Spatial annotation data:

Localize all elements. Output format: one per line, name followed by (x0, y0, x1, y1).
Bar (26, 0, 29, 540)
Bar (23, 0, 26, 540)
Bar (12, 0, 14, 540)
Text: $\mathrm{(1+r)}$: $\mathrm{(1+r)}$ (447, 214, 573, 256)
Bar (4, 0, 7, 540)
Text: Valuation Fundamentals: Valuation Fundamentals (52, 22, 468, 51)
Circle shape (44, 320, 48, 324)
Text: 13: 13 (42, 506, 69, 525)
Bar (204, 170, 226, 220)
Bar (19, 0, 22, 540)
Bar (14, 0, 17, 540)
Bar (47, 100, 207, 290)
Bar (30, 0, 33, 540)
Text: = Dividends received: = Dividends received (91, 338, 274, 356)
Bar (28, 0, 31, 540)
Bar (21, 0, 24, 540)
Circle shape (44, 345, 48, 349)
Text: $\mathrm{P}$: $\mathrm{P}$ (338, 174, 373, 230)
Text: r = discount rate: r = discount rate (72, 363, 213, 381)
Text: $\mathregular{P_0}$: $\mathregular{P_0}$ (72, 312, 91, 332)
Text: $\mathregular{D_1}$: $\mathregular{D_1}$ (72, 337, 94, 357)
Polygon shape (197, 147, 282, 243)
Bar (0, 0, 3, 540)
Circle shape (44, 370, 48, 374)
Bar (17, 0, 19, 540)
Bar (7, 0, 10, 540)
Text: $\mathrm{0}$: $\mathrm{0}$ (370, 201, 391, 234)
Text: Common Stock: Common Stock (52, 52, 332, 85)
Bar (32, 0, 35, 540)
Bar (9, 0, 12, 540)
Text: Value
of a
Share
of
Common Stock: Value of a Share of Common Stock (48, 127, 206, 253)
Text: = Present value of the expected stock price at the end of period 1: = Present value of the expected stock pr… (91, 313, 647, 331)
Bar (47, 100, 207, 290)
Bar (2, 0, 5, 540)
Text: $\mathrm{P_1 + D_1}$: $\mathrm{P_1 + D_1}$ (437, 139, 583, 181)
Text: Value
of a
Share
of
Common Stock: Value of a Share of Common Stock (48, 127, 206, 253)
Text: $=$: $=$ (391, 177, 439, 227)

-- What the exercise asks --
Please rewrite all of the data above, putting "Round marker" wherever "Circle shape" appears and keeping everything else the same.

-- Worked answer --
Localize all elements. Output format: one per line, name followed by (x0, y0, x1, y1).
Bar (26, 0, 29, 540)
Bar (23, 0, 26, 540)
Bar (12, 0, 14, 540)
Text: $\mathrm{(1+r)}$: $\mathrm{(1+r)}$ (447, 214, 573, 256)
Bar (4, 0, 7, 540)
Text: Valuation Fundamentals: Valuation Fundamentals (52, 22, 468, 51)
Round marker (44, 320, 48, 324)
Text: 13: 13 (42, 506, 69, 525)
Bar (204, 170, 226, 220)
Bar (19, 0, 22, 540)
Bar (14, 0, 17, 540)
Bar (47, 100, 207, 290)
Bar (30, 0, 33, 540)
Text: = Dividends received: = Dividends received (91, 338, 274, 356)
Bar (28, 0, 31, 540)
Bar (21, 0, 24, 540)
Round marker (44, 345, 48, 349)
Text: $\mathrm{P}$: $\mathrm{P}$ (338, 174, 373, 230)
Text: r = discount rate: r = discount rate (72, 363, 213, 381)
Text: $\mathregular{P_0}$: $\mathregular{P_0}$ (72, 312, 91, 332)
Text: $\mathregular{D_1}$: $\mathregular{D_1}$ (72, 337, 94, 357)
Polygon shape (197, 147, 282, 243)
Bar (0, 0, 3, 540)
Round marker (44, 370, 48, 374)
Bar (17, 0, 19, 540)
Bar (7, 0, 10, 540)
Text: $\mathrm{0}$: $\mathrm{0}$ (370, 201, 391, 234)
Text: Common Stock: Common Stock (52, 52, 332, 85)
Bar (32, 0, 35, 540)
Bar (9, 0, 12, 540)
Text: Value
of a
Share
of
Common Stock: Value of a Share of Common Stock (48, 127, 206, 253)
Text: = Present value of the expected stock price at the end of period 1: = Present value of the expected stock pr… (91, 313, 647, 331)
Bar (47, 100, 207, 290)
Bar (2, 0, 5, 540)
Text: $\mathrm{P_1 + D_1}$: $\mathrm{P_1 + D_1}$ (437, 139, 583, 181)
Text: Value
of a
Share
of
Common Stock: Value of a Share of Common Stock (48, 127, 206, 253)
Text: $=$: $=$ (391, 177, 439, 227)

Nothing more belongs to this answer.